WHAT IS REQUIRED |
Every line in the records below that holds "seulement" must be identified and copied.

Document page records
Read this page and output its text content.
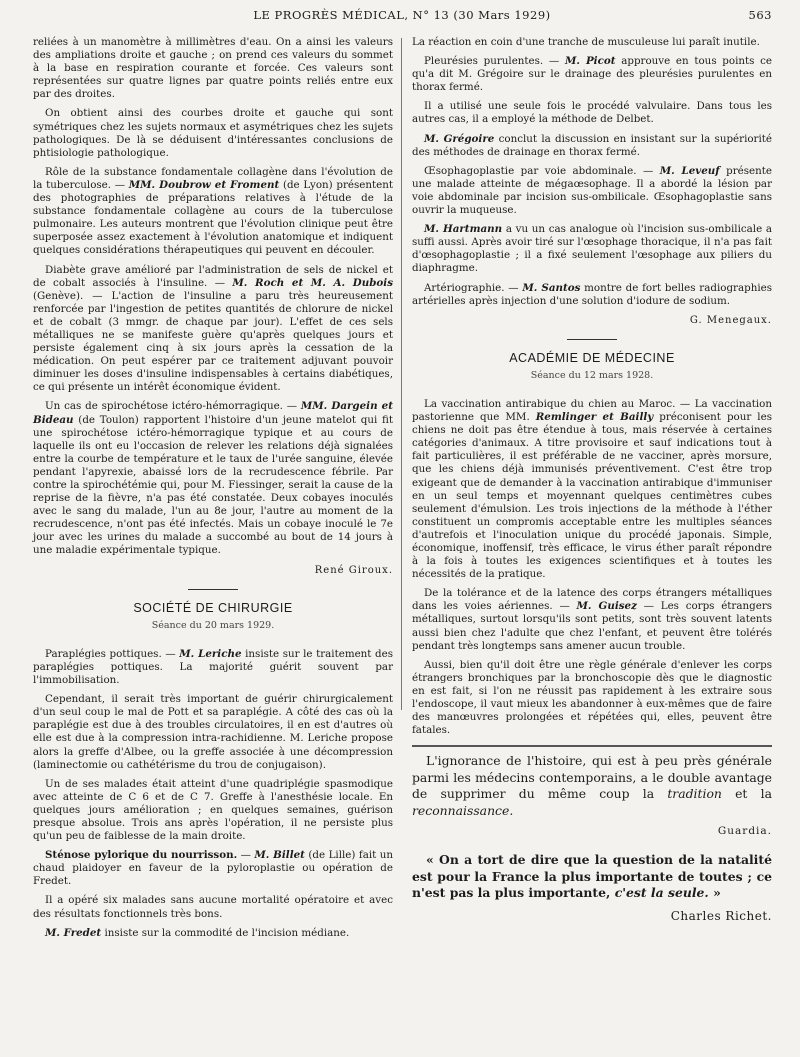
LE PROGRÈS MÉDICAL, N° 13 (30 Mars 1929)	563

reliées à un manomètre à millimètres d'eau. On a ainsi les valeurs des ampliations droite et gauche ; on prend ces valeurs du sommet à la base en respiration courante et forcée. Ces valeurs sont représentées sur quatre lignes par quatre points reliés entre eux par des droites.

On obtient ainsi des courbes droite et gauche qui sont symétriques chez les sujets normaux et asymétriques chez les sujets pathologiques. De là se déduisent d'intéressantes conclusions de phtisiologie pathologique.

Rôle de la substance fondamentale collagène dans l'évolution de la tuberculose. — MM. Doubrow et Froment (de Lyon) présentent des photographies de préparations relatives à l'étude de la substance fondamentale collagène au cours de la tuberculose pulmonaire. Les auteurs montrent que l'évolution clinique peut être superposée assez exactement à l'évolution anatomique et indiquent quelques considérations thérapeutiques qui peuvent en découler.

Diabète grave amélioré par l'administration de sels de nickel et de cobalt associés à l'insuline. — M. Roch et M. A. Dubois (Genève). — L'action de l'insuline a paru très heureusement renforcée par l'ingestion de petites quantités de chlorure de nickel et de cobalt (3 mmgr. de chaque par jour). L'effet de ces sels métalliques ne se manifeste guère qu'après quelques jours et persiste également cinq à six jours après la cessation de la médication. On peut espérer par ce traitement adjuvant pouvoir diminuer les doses d'insuline indispensables à certains diabétiques, ce qui présente un intérêt économique évident.

Un cas de spirochétose ictéro-hémorragique. — MM. Dargein et Bideau (de Toulon) rapportent l'histoire d'un jeune matelot qui fit une spirochétose ictéro-hémorragique typique et au cours de laquelle ils ont eu l'occasion de relever les relations déjà signalées entre la courbe de température et le taux de l'urée sanguine, élevée pendant l'apyrexie, abaissé lors de la recrudescence fébrile. Par contre la spirochétémie qui, pour M. Fiessinger, serait la cause de la reprise de la fièvre, n'a pas été constatée. Deux cobayes inoculés avec le sang du malade, l'un au 8e jour, l'autre au moment de la recrudescence, n'ont pas été infectés. Mais un cobaye inoculé le 7e jour avec les urines du malade a succombé au bout de 14 jours à une maladie expérimentale typique.

René Giroux.
SOCIÉTÉ DE CHIRURGIE
Séance du 20 mars 1929.

Paraplégies pottiques. — M. Leriche insiste sur le traitement des paraplégies pottiques. La majorité guérit souvent par l'immobilisation.

Cependant, il serait très important de guérir chirurgicalement d'un seul coup le mal de Pott et sa paraplégie. A côté des cas où la paraplégie est due à des troubles circulatoires, il en est d'autres où elle est due à la compression intra-rachidienne. M. Leriche propose alors la greffe d'Albee, ou la greffe associée à une décompression (laminectomie ou cathétérisme du trou de conjugaison).

Un de ses malades était atteint d'une quadriplégie spasmodique avec atteinte de C 6 et de C 7. Greffe à l'anesthésie locale. En quelques jours amélioration ; en quelques semaines, guérison presque absolue. Trois ans après l'opération, il ne persiste plus qu'un peu de faiblesse de la main droite.

Sténose pylorique du nourrisson. — M. Billet (de Lille) fait un chaud plaidoyer en faveur de la pyloroplastie ou opération de Fredet.

Il a opéré six malades sans aucune mortalité opératoire et avec des résultats fonctionnels très bons.

M. Fredet insiste sur la commodité de l'incision médiane.

La réaction en coin d'une tranche de musculeuse lui paraît inutile.

Pleurésies purulentes. — M. Picot approuve en tous points ce qu'a dit M. Grégoire sur le drainage des pleurésies purulentes en thorax fermé.

Il a utilisé une seule fois le procédé valvulaire. Dans tous les autres cas, il a employé la méthode de Delbet.

M. Grégoire conclut la discussion en insistant sur la supériorité des méthodes de drainage en thorax fermé.

Œsophagoplastie par voie abdominale. — M. Leveuf présente une malade atteinte de mégaœsophage. Il a abordé la lésion par voie abdominale par incision sus-ombilicale. Œsophagoplastie sans ouvrir la muqueuse.

M. Hartmann a vu un cas analogue où l'incision sus-ombilicale a suffi aussi. Après avoir tiré sur l'œsophage thoracique, il n'a pas fait d'œsophagoplastie ; il a fixé seulement l'œsophage aux piliers du diaphragme.

Artériographie. — M. Santos montre de fort belles radiographies artérielles après injection d'une solution d'iodure de sodium.

G. Menegaux.
ACADÉMIE DE MÉDECINE
Séance du 12 mars 1928.

La vaccination antirabique du chien au Maroc. — La vaccination pastorienne que MM. Remlinger et Bailly préconisent pour les chiens ne doit pas être étendue à tous, mais réservée à certaines catégories d'animaux. A titre provisoire et sauf indications tout à fait particulières, il est préférable de ne vacciner, après morsure, que les chiens déjà immunisés préventivement. C'est être trop exigeant que de demander à la vaccination antirabique d'immuniser en un seul temps et moyennant quelques centimètres cubes seulement d'émulsion. Les trois injections de la méthode à l'éther constituent un compromis acceptable entre les multiples séances d'autrefois et l'inoculation unique du procédé japonais. Simple, économique, inoffensif, très efficace, le virus éther paraît répondre à la fois à toutes les exigences scientifiques et à toutes les nécessités de la pratique.

De la tolérance et de la latence des corps étrangers métalliques dans les voies aériennes. — M. Guisez — Les corps étrangers métalliques, surtout lorsqu'ils sont petits, sont très souvent latents aussi bien chez l'adulte que chez l'enfant, et peuvent être tolérés pendant très longtemps sans amener aucun trouble.

Aussi, bien qu'il doit être une règle générale d'enlever les corps étrangers bronchiques par la bronchoscopie dès que le diagnostic en est fait, si l'on ne réussit pas rapidement à les extraire sous l'endoscope, il vaut mieux les abandonner à eux-mêmes que de faire des manœuvres prolongées et répétées qui, elles, peuvent être fatales.

L'ignorance de l'histoire, qui est à peu près générale parmi les médecins contemporains, a le double avantage de supprimer du même coup la tradition et la reconnaissance.

Guardia.

« On a tort de dire que la question de la natalité est pour la France la plus importante de toutes ; ce n'est pas la plus importante, c'est la seule. »

Charles Richet.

TASK RESPONSE |
M. Hartmann a vu un cas analogue où l'incision sus-ombilicale a suffi aussi. Après avoir tiré sur l'œsophage thoracique, il n'a pas fait d'œsophagoplastie ; il a fixé seulement l'œsophage aux piliers du diaphragme.
La vaccination antirabique du chien au Maroc. — La vaccination pastorienne que MM. Remlinger et Bailly préconisent pour les chiens ne doit pas être étendue à tous, mais réservée à certaines catégories d'animaux. A titre provisoire et sauf indications tout à fait particulières, il est préférable de ne vacciner, après morsure, que les chiens déjà immunisés préventivement. C'est être trop exigeant que de demander à la vaccination antirabique d'immuniser en un seul temps et moyennant quelques centimètres cubes seulement d'émulsion. Les trois injections de la méthode à l'éther constituent un compromis acceptable entre les multiples séances d'autrefois et l'inoculation unique du procédé japonais. Simple, économique, inoffensif, très efficace, le virus éther paraît répondre à la fois à toutes les exigences scientifiques et à toutes les nécessités de la pratique.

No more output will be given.